Exercise instructions »
Transcribe all of the material exactly. Any picture in it should be left out.

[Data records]
▼

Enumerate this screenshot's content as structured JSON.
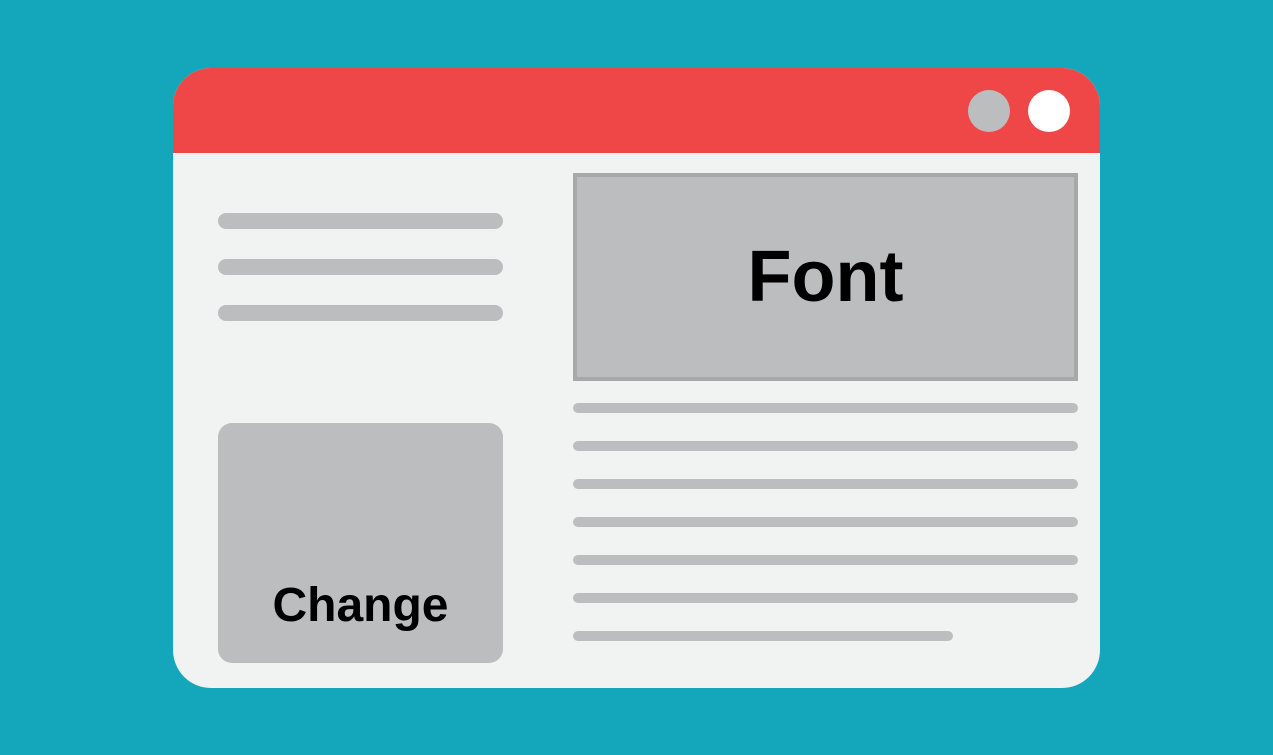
{
  "hero": {
    "label": "Font"
  },
  "card": {
    "label": "Change"
  }
}
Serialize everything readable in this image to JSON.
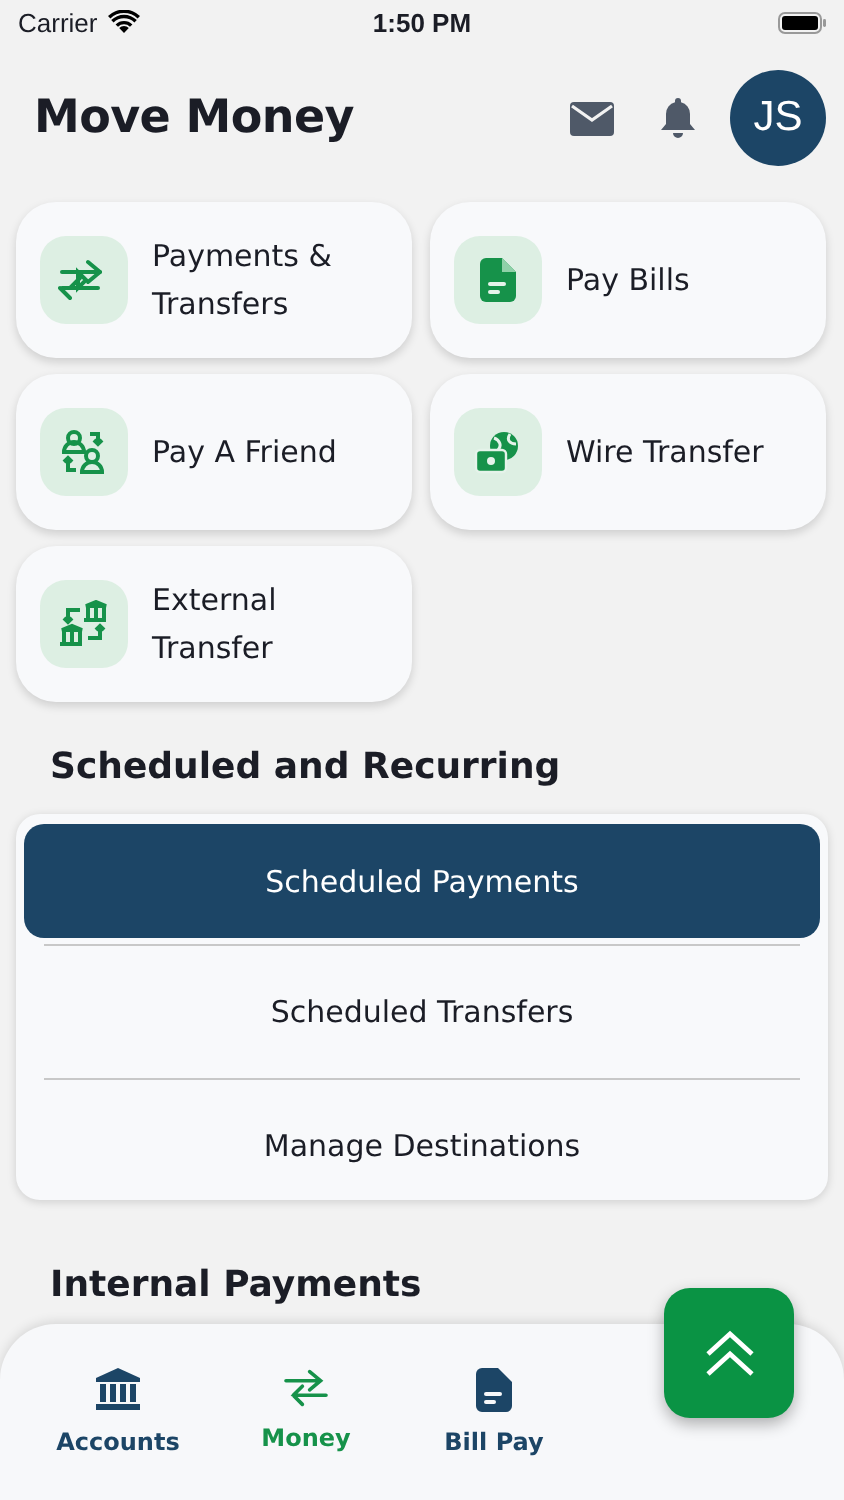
{
  "status_bar": {
    "carrier": "Carrier",
    "time": "1:50 PM"
  },
  "header": {
    "title": "Move Money",
    "avatar": "JS"
  },
  "actions": [
    {
      "label": "Payments & Transfers"
    },
    {
      "label": "Pay Bills"
    },
    {
      "label": "Pay A Friend"
    },
    {
      "label": "Wire Transfer"
    },
    {
      "label": "External Transfer"
    }
  ],
  "scheduled": {
    "title": "Scheduled and Recurring",
    "items": [
      {
        "label": "Scheduled Payments",
        "selected": true
      },
      {
        "label": "Scheduled Transfers",
        "selected": false
      },
      {
        "label": "Manage Destinations",
        "selected": false
      }
    ]
  },
  "next_section": {
    "title": "Internal Payments"
  },
  "tab_bar": [
    {
      "label": "Accounts",
      "selected": false
    },
    {
      "label": "Money",
      "selected": true
    },
    {
      "label": "Bill Pay",
      "selected": false
    }
  ]
}
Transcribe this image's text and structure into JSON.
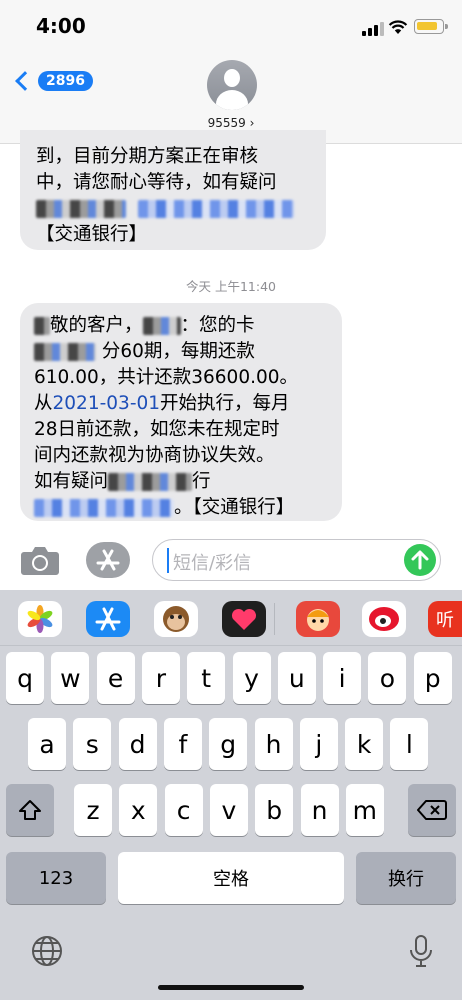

▲

The answer »
Enumerate this screenshot's content as structured JSON.
{
  "hero": {
    "label": "Font"
  },
  "card": {
    "label": "Change"
  }
}
Serialize everything readable in this image to JSON.
{
  "status_bar": {
    "carrier": "Carrier",
    "time": "1:50 PM"
  },
  "header": {
    "title": "Move Money",
    "avatar": "JS"
  },
  "actions": [
    {
      "label": "Payments & Transfers"
    },
    {
      "label": "Pay Bills"
    },
    {
      "label": "Pay A Friend"
    },
    {
      "label": "Wire Transfer"
    },
    {
      "label": "External Transfer"
    }
  ],
  "scheduled": {
    "title": "Scheduled and Recurring",
    "items": [
      {
        "label": "Scheduled Payments",
        "selected": true
      },
      {
        "label": "Scheduled Transfers",
        "selected": false
      },
      {
        "label": "Manage Destinations",
        "selected": false
      }
    ]
  },
  "next_section": {
    "title": "Internal Payments"
  },
  "tab_bar": [
    {
      "label": "Accounts",
      "selected": false
    },
    {
      "label": "Money",
      "selected": true
    },
    {
      "label": "Bill Pay",
      "selected": false
    }
  ]
}
Transcribe this image's text and structure into JSON.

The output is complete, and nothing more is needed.